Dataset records
○ ○ ○
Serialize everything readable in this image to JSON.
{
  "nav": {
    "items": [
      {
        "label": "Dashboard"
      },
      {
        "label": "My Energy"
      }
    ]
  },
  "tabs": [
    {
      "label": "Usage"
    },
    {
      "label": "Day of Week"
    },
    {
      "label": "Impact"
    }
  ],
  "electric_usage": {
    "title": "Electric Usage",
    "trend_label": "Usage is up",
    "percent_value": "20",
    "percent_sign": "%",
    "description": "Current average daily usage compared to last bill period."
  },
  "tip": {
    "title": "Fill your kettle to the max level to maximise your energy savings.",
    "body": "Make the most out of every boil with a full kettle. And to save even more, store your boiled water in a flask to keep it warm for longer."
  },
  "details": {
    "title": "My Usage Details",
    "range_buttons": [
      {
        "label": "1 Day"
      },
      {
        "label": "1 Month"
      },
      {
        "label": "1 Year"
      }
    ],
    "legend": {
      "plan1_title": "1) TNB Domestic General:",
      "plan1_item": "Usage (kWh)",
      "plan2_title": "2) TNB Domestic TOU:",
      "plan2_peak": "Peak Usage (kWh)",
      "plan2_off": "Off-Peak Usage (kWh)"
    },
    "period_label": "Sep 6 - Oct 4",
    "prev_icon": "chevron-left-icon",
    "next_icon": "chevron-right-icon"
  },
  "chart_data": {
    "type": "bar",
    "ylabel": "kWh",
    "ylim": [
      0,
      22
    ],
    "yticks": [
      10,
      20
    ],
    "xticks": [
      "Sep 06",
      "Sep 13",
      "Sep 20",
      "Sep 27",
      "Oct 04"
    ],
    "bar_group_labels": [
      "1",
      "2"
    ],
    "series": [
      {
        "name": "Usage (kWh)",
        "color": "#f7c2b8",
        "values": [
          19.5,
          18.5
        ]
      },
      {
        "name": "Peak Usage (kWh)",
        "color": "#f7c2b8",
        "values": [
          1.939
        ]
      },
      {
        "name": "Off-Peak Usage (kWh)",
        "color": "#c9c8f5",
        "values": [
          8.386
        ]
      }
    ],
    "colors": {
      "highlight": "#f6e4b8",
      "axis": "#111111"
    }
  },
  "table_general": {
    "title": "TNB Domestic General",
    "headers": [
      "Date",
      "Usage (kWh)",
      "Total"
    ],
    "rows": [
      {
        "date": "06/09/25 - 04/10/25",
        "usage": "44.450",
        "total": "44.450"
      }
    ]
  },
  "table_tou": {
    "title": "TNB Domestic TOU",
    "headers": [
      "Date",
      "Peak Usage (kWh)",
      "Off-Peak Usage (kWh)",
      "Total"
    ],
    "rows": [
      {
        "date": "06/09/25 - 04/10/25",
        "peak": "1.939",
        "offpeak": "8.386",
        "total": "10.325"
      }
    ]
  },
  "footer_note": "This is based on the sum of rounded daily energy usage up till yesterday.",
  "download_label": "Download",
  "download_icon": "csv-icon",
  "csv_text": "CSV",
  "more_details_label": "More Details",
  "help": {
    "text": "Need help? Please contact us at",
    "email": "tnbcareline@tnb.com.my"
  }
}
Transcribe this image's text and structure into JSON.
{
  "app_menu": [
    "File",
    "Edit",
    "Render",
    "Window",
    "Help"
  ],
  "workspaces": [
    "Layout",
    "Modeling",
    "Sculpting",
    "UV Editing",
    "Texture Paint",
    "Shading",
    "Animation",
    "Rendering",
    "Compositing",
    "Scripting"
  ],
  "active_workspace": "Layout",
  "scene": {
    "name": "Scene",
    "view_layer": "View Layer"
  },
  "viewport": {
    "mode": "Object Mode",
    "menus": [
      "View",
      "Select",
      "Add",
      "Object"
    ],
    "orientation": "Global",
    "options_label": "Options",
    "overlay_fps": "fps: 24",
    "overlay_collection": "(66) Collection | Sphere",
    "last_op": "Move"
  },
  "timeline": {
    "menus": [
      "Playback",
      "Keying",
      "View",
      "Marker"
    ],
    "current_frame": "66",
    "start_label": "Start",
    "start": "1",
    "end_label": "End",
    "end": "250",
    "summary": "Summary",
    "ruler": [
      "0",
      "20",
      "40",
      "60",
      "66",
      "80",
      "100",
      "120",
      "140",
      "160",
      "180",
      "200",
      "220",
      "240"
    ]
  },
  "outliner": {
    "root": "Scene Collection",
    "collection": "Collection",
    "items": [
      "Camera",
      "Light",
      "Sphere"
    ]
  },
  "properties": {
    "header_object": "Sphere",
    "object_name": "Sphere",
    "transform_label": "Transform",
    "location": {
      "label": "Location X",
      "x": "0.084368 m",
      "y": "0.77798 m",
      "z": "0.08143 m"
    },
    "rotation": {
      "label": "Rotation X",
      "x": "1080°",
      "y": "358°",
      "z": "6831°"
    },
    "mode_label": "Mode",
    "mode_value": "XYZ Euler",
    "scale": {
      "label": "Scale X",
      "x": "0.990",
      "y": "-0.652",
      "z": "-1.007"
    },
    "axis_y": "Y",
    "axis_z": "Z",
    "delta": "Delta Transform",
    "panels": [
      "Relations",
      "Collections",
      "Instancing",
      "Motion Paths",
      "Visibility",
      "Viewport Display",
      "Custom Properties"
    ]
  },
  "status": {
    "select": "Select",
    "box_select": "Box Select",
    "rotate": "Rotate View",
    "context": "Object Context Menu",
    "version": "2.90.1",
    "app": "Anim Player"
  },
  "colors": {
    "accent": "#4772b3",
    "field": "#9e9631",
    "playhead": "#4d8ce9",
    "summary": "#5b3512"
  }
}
○ ○ ○
Your task is to transcribe the listing above in full, exactly as given.

Serialize everything readable in this image to JSON.
{
  "nav": {
    "items": [
      {
        "label": "Dashboard"
      },
      {
        "label": "My Energy"
      }
    ]
  },
  "tabs": [
    {
      "label": "Usage"
    },
    {
      "label": "Day of Week"
    },
    {
      "label": "Impact"
    }
  ],
  "electric_usage": {
    "title": "Electric Usage",
    "trend_label": "Usage is up",
    "percent_value": "20",
    "percent_sign": "%",
    "description": "Current average daily usage compared to last bill period."
  },
  "tip": {
    "title": "Fill your kettle to the max level to maximise your energy savings.",
    "body": "Make the most out of every boil with a full kettle. And to save even more, store your boiled water in a flask to keep it warm for longer."
  },
  "details": {
    "title": "My Usage Details",
    "range_buttons": [
      {
        "label": "1 Day"
      },
      {
        "label": "1 Month"
      },
      {
        "label": "1 Year"
      }
    ],
    "legend": {
      "plan1_title": "1) TNB Domestic General:",
      "plan1_item": "Usage (kWh)",
      "plan2_title": "2) TNB Domestic TOU:",
      "plan2_peak": "Peak Usage (kWh)",
      "plan2_off": "Off-Peak Usage (kWh)"
    },
    "period_label": "Sep 6 - Oct 4",
    "prev_icon": "chevron-left-icon",
    "next_icon": "chevron-right-icon"
  },
  "chart_data": {
    "type": "bar",
    "ylabel": "kWh",
    "ylim": [
      0,
      22
    ],
    "yticks": [
      10,
      20
    ],
    "xticks": [
      "Sep 06",
      "Sep 13",
      "Sep 20",
      "Sep 27",
      "Oct 04"
    ],
    "bar_group_labels": [
      "1",
      "2"
    ],
    "series": [
      {
        "name": "Usage (kWh)",
        "color": "#f7c2b8",
        "values": [
          19.5,
          18.5
        ]
      },
      {
        "name": "Peak Usage (kWh)",
        "color": "#f7c2b8",
        "values": [
          1.939
        ]
      },
      {
        "name": "Off-Peak Usage (kWh)",
        "color": "#c9c8f5",
        "values": [
          8.386
        ]
      }
    ],
    "colors": {
      "highlight": "#f6e4b8",
      "axis": "#111111"
    }
  },
  "table_general": {
    "title": "TNB Domestic General",
    "headers": [
      "Date",
      "Usage (kWh)",
      "Total"
    ],
    "rows": [
      {
        "date": "06/09/25 - 04/10/25",
        "usage": "44.450",
        "total": "44.450"
      }
    ]
  },
  "table_tou": {
    "title": "TNB Domestic TOU",
    "headers": [
      "Date",
      "Peak Usage (kWh)",
      "Off-Peak Usage (kWh)",
      "Total"
    ],
    "rows": [
      {
        "date": "06/09/25 - 04/10/25",
        "peak": "1.939",
        "offpeak": "8.386",
        "total": "10.325"
      }
    ]
  },
  "footer_note": "This is based on the sum of rounded daily energy usage up till yesterday.",
  "download_label": "Download",
  "download_icon": "csv-icon",
  "csv_text": "CSV",
  "more_details_label": "More Details",
  "help": {
    "text": "Need help? Please contact us at",
    "email": "tnbcareline@tnb.com.my"
  }
}
Transcribe this image's text and structure into JSON.
{
  "app_menu": [
    "File",
    "Edit",
    "Render",
    "Window",
    "Help"
  ],
  "workspaces": [
    "Layout",
    "Modeling",
    "Sculpting",
    "UV Editing",
    "Texture Paint",
    "Shading",
    "Animation",
    "Rendering",
    "Compositing",
    "Scripting"
  ],
  "active_workspace": "Layout",
  "scene": {
    "name": "Scene",
    "view_layer": "View Layer"
  },
  "viewport": {
    "mode": "Object Mode",
    "menus": [
      "View",
      "Select",
      "Add",
      "Object"
    ],
    "orientation": "Global",
    "options_label": "Options",
    "overlay_fps": "fps: 24",
    "overlay_collection": "(66) Collection | Sphere",
    "last_op": "Move"
  },
  "timeline": {
    "menus": [
      "Playback",
      "Keying",
      "View",
      "Marker"
    ],
    "current_frame": "66",
    "start_label": "Start",
    "start": "1",
    "end_label": "End",
    "end": "250",
    "summary": "Summary",
    "ruler": [
      "0",
      "20",
      "40",
      "60",
      "66",
      "80",
      "100",
      "120",
      "140",
      "160",
      "180",
      "200",
      "220",
      "240"
    ]
  },
  "outliner": {
    "root": "Scene Collection",
    "collection": "Collection",
    "items": [
      "Camera",
      "Light",
      "Sphere"
    ]
  },
  "properties": {
    "header_object": "Sphere",
    "object_name": "Sphere",
    "transform_label": "Transform",
    "location": {
      "label": "Location X",
      "x": "0.084368 m",
      "y": "0.77798 m",
      "z": "0.08143 m"
    },
    "rotation": {
      "label": "Rotation X",
      "x": "1080°",
      "y": "358°",
      "z": "6831°"
    },
    "mode_label": "Mode",
    "mode_value": "XYZ Euler",
    "scale": {
      "label": "Scale X",
      "x": "0.990",
      "y": "-0.652",
      "z": "-1.007"
    },
    "axis_y": "Y",
    "axis_z": "Z",
    "delta": "Delta Transform",
    "panels": [
      "Relations",
      "Collections",
      "Instancing",
      "Motion Paths",
      "Visibility",
      "Viewport Display",
      "Custom Properties"
    ]
  },
  "status": {
    "select": "Select",
    "box_select": "Box Select",
    "rotate": "Rotate View",
    "context": "Object Context Menu",
    "version": "2.90.1",
    "app": "Anim Player"
  },
  "colors": {
    "accent": "#4772b3",
    "field": "#9e9631",
    "playhead": "#4d8ce9",
    "summary": "#5b3512"
  }
}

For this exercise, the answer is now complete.